** BEGIN Raw data **
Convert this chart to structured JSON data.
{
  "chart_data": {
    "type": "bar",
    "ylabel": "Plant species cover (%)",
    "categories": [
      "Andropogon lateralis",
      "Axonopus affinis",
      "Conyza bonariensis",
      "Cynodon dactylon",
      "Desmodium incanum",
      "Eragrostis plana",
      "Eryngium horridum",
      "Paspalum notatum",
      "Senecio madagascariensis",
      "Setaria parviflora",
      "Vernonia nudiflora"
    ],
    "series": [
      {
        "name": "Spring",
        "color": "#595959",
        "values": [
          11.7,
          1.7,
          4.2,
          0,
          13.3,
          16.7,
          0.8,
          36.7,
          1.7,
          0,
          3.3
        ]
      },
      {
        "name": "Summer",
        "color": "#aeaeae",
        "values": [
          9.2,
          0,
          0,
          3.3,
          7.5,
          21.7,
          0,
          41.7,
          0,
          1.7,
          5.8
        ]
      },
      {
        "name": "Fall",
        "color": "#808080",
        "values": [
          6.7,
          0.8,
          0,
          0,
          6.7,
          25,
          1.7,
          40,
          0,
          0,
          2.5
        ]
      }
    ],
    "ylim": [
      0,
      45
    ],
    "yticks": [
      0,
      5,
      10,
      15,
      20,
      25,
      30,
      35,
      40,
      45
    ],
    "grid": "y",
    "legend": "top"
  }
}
** END Raw data **
* _Direction_
Reproduce the material above, every line of it, exactly.

* _Answer in full_
Convert this chart to structured JSON data.
{
  "chart_data": {
    "type": "bar",
    "ylabel": "Plant species cover (%)",
    "categories": [
      "Andropogon lateralis",
      "Axonopus affinis",
      "Conyza bonariensis",
      "Cynodon dactylon",
      "Desmodium incanum",
      "Eragrostis plana",
      "Eryngium horridum",
      "Paspalum notatum",
      "Senecio madagascariensis",
      "Setaria parviflora",
      "Vernonia nudiflora"
    ],
    "series": [
      {
        "name": "Spring",
        "color": "#595959",
        "values": [
          11.7,
          1.7,
          4.2,
          0,
          13.3,
          16.7,
          0.8,
          36.7,
          1.7,
          0,
          3.3
        ]
      },
      {
        "name": "Summer",
        "color": "#aeaeae",
        "values": [
          9.2,
          0,
          0,
          3.3,
          7.5,
          21.7,
          0,
          41.7,
          0,
          1.7,
          5.8
        ]
      },
      {
        "name": "Fall",
        "color": "#808080",
        "values": [
          6.7,
          0.8,
          0,
          0,
          6.7,
          25,
          1.7,
          40,
          0,
          0,
          2.5
        ]
      }
    ],
    "ylim": [
      0,
      45
    ],
    "yticks": [
      0,
      5,
      10,
      15,
      20,
      25,
      30,
      35,
      40,
      45
    ],
    "grid": "y",
    "legend": "top"
  }
}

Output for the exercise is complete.